▶ _Required task_
Return the material below in full and exactly.

[Records from a data collection]
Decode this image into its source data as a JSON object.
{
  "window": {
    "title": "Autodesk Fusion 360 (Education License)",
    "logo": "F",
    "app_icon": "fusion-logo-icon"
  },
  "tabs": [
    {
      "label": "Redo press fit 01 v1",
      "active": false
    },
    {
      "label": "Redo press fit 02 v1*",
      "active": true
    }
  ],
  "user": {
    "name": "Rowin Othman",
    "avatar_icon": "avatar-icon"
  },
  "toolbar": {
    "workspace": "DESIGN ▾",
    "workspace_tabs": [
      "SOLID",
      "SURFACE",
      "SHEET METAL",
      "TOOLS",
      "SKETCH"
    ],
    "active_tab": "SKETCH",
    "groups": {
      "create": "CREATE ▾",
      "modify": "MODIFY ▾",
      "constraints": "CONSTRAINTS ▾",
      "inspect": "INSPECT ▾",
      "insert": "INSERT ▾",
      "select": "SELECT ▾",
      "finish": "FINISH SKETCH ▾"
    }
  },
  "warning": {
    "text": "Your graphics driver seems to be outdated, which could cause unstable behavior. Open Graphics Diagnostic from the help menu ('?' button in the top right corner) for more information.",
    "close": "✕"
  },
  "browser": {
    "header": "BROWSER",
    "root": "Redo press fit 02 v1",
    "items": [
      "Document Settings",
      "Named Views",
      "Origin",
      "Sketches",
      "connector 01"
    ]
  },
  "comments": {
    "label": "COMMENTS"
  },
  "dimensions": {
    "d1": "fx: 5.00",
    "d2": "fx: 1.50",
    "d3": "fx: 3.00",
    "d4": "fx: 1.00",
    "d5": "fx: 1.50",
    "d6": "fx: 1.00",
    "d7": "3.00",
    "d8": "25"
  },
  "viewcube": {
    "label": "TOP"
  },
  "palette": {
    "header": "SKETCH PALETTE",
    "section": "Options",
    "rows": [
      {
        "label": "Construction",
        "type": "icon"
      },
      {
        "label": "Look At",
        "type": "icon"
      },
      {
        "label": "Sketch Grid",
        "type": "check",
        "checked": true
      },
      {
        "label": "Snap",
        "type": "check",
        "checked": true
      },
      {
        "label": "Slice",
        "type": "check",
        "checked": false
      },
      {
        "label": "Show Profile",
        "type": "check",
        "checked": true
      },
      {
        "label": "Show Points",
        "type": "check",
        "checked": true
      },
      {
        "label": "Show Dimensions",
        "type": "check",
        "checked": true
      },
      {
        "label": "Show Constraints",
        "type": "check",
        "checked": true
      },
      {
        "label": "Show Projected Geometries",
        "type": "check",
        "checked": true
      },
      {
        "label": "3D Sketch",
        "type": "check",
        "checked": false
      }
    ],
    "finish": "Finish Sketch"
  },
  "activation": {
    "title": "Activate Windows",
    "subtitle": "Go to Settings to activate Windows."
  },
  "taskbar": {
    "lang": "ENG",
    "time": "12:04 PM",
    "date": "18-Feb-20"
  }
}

▶ _The solution_
Decode this image into its source data as a JSON object.
{
  "window": {
    "title": "Autodesk Fusion 360 (Education License)",
    "logo": "F",
    "app_icon": "fusion-logo-icon"
  },
  "tabs": [
    {
      "label": "Redo press fit 01 v1",
      "active": false
    },
    {
      "label": "Redo press fit 02 v1*",
      "active": true
    }
  ],
  "user": {
    "name": "Rowin Othman",
    "avatar_icon": "avatar-icon"
  },
  "toolbar": {
    "workspace": "DESIGN ▾",
    "workspace_tabs": [
      "SOLID",
      "SURFACE",
      "SHEET METAL",
      "TOOLS",
      "SKETCH"
    ],
    "active_tab": "SKETCH",
    "groups": {
      "create": "CREATE ▾",
      "modify": "MODIFY ▾",
      "constraints": "CONSTRAINTS ▾",
      "inspect": "INSPECT ▾",
      "insert": "INSERT ▾",
      "select": "SELECT ▾",
      "finish": "FINISH SKETCH ▾"
    }
  },
  "warning": {
    "text": "Your graphics driver seems to be outdated, which could cause unstable behavior. Open Graphics Diagnostic from the help menu ('?' button in the top right corner) for more information.",
    "close": "✕"
  },
  "browser": {
    "header": "BROWSER",
    "root": "Redo press fit 02 v1",
    "items": [
      "Document Settings",
      "Named Views",
      "Origin",
      "Sketches",
      "connector 01"
    ]
  },
  "comments": {
    "label": "COMMENTS"
  },
  "dimensions": {
    "d1": "fx: 5.00",
    "d2": "fx: 1.50",
    "d3": "fx: 3.00",
    "d4": "fx: 1.00",
    "d5": "fx: 1.50",
    "d6": "fx: 1.00",
    "d7": "3.00",
    "d8": "25"
  },
  "viewcube": {
    "label": "TOP"
  },
  "palette": {
    "header": "SKETCH PALETTE",
    "section": "Options",
    "rows": [
      {
        "label": "Construction",
        "type": "icon"
      },
      {
        "label": "Look At",
        "type": "icon"
      },
      {
        "label": "Sketch Grid",
        "type": "check",
        "checked": true
      },
      {
        "label": "Snap",
        "type": "check",
        "checked": true
      },
      {
        "label": "Slice",
        "type": "check",
        "checked": false
      },
      {
        "label": "Show Profile",
        "type": "check",
        "checked": true
      },
      {
        "label": "Show Points",
        "type": "check",
        "checked": true
      },
      {
        "label": "Show Dimensions",
        "type": "check",
        "checked": true
      },
      {
        "label": "Show Constraints",
        "type": "check",
        "checked": true
      },
      {
        "label": "Show Projected Geometries",
        "type": "check",
        "checked": true
      },
      {
        "label": "3D Sketch",
        "type": "check",
        "checked": false
      }
    ],
    "finish": "Finish Sketch"
  },
  "activation": {
    "title": "Activate Windows",
    "subtitle": "Go to Settings to activate Windows."
  },
  "taskbar": {
    "lang": "ENG",
    "time": "12:04 PM",
    "date": "18-Feb-20"
  }
}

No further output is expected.